═══ Information shown ═══

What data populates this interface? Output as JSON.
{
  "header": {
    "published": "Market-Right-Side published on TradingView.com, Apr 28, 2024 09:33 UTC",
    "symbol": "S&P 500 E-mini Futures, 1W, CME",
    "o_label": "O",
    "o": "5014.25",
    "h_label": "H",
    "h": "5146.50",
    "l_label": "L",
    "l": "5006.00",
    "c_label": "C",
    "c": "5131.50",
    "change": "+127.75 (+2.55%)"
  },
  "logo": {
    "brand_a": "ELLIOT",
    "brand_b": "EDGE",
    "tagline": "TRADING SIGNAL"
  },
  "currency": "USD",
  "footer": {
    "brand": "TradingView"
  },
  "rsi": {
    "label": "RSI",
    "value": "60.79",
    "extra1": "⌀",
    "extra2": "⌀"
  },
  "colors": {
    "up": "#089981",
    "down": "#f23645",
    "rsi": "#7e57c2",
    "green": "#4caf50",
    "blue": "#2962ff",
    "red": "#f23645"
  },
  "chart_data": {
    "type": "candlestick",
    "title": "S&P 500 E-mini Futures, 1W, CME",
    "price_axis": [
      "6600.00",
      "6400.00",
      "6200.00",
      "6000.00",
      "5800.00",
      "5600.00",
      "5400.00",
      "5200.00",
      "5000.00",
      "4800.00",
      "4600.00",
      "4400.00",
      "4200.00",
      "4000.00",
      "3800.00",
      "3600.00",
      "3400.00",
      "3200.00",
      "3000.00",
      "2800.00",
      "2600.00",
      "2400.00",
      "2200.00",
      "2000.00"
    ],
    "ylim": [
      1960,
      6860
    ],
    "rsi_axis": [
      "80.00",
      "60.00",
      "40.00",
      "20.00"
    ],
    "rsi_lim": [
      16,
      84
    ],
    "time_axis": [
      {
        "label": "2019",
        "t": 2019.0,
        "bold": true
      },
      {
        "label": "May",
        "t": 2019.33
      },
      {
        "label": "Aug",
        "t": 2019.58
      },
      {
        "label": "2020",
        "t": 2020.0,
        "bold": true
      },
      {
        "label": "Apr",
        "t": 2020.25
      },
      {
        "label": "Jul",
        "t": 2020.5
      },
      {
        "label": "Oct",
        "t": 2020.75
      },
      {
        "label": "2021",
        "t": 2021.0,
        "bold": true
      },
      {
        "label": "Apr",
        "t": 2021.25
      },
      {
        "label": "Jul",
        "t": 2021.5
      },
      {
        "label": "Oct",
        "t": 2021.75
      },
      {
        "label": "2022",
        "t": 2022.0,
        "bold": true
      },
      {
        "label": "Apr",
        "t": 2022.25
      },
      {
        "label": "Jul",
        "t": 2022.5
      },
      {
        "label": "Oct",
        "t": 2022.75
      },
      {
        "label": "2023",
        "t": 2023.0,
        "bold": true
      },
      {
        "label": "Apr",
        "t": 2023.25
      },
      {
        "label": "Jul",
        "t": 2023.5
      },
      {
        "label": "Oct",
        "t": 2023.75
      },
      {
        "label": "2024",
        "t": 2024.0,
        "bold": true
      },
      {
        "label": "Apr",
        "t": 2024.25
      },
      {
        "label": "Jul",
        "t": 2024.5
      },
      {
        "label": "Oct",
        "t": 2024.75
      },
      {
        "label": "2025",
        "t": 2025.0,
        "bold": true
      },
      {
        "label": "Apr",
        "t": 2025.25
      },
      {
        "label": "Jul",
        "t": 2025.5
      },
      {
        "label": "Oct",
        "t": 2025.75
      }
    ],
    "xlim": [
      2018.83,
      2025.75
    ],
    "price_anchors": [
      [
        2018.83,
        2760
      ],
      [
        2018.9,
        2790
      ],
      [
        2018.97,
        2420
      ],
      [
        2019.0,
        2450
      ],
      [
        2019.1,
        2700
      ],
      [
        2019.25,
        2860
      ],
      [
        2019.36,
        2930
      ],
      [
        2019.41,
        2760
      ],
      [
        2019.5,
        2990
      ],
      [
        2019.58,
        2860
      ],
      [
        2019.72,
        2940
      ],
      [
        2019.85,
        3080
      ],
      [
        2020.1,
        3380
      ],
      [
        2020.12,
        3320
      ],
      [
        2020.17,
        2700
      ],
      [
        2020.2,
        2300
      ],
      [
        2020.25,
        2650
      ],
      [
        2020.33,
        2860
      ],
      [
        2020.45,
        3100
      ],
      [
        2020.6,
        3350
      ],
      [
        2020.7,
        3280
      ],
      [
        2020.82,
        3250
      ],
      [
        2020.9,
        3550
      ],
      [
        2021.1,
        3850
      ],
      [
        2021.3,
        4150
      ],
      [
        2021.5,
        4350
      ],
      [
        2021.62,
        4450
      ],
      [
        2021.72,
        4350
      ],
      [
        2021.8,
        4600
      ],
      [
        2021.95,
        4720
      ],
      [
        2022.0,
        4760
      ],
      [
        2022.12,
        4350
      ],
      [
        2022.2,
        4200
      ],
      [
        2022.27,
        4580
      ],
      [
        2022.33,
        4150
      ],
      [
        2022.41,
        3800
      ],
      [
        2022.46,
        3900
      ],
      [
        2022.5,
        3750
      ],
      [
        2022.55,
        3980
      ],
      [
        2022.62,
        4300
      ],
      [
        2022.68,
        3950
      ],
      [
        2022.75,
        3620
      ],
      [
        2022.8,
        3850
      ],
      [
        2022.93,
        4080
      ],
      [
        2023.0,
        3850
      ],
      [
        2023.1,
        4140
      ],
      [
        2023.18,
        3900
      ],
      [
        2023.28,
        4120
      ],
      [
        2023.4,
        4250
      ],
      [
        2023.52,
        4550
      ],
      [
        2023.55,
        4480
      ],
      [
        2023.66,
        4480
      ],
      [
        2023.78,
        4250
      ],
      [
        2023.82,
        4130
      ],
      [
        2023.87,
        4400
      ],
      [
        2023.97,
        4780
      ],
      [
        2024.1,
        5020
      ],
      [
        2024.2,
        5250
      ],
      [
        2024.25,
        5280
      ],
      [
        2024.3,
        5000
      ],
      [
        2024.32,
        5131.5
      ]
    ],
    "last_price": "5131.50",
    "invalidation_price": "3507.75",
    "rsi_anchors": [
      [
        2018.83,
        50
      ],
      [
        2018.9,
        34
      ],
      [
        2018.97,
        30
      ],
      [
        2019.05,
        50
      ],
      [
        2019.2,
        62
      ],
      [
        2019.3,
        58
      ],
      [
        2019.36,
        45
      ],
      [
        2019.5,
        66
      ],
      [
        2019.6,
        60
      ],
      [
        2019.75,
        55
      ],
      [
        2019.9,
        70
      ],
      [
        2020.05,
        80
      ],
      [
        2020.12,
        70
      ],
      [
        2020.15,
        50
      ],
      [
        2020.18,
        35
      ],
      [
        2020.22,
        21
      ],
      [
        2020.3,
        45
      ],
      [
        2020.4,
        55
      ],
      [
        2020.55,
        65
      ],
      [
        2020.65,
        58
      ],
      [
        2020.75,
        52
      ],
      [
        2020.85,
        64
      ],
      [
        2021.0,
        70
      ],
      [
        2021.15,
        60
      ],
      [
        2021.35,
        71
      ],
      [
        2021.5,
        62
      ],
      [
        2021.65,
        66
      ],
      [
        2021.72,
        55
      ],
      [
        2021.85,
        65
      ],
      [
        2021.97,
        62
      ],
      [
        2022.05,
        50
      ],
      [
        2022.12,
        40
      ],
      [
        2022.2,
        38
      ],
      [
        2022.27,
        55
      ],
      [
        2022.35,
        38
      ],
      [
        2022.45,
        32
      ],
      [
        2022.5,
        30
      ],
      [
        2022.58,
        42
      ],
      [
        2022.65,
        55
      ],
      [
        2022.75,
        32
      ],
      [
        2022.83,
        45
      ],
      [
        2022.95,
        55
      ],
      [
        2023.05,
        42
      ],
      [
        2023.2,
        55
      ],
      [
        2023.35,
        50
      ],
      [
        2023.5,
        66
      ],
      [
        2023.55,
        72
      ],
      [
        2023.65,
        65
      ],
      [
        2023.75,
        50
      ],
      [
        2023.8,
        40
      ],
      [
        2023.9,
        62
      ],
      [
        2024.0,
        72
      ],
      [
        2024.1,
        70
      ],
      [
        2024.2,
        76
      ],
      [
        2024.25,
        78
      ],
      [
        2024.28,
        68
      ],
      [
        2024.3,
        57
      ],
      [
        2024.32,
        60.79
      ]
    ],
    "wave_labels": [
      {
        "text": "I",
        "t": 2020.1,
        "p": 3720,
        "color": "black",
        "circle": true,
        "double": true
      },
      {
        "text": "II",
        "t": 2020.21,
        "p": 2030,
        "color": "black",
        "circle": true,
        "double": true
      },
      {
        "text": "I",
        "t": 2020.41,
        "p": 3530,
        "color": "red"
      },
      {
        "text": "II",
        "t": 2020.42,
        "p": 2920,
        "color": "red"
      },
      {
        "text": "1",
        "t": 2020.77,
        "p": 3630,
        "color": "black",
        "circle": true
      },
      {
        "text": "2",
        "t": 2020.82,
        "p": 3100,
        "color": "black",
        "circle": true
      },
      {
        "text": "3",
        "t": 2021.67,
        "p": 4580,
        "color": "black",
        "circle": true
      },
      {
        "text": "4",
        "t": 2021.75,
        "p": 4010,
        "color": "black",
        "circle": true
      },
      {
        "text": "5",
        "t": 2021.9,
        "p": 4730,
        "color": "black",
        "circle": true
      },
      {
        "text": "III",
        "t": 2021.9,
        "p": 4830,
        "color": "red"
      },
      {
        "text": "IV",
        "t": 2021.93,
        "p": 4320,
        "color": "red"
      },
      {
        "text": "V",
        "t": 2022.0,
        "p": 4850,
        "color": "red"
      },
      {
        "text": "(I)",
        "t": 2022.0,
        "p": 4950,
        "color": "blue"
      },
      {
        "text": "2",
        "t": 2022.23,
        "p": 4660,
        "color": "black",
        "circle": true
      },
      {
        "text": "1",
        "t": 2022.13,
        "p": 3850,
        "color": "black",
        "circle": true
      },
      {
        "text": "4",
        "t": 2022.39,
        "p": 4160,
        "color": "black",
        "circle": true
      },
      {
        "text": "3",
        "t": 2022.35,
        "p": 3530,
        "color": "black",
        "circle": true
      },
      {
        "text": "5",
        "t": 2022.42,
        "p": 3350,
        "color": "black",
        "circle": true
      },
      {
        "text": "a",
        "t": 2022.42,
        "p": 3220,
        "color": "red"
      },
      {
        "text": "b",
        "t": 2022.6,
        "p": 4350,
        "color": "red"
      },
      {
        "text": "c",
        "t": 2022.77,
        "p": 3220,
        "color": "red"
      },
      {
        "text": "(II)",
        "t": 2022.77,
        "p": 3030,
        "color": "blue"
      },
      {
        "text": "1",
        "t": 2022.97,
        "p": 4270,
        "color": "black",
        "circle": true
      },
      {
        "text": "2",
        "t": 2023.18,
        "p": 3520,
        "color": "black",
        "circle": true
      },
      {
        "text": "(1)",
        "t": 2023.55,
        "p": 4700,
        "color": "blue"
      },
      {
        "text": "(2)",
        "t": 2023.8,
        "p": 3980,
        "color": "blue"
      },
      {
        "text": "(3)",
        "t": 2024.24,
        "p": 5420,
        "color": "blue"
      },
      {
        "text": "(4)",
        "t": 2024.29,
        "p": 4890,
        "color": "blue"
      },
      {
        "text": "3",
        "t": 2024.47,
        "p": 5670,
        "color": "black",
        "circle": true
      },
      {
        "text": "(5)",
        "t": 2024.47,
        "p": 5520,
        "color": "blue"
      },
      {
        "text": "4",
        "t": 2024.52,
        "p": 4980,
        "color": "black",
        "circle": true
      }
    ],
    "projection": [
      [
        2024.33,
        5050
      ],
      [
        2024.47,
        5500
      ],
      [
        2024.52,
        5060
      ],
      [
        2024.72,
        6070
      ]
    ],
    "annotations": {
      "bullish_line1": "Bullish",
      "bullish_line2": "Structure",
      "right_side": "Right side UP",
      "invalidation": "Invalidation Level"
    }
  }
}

═══

Of the lines in the material, how many contain the word "Right"? Reply with the number and nothing else.

## Correct result:
2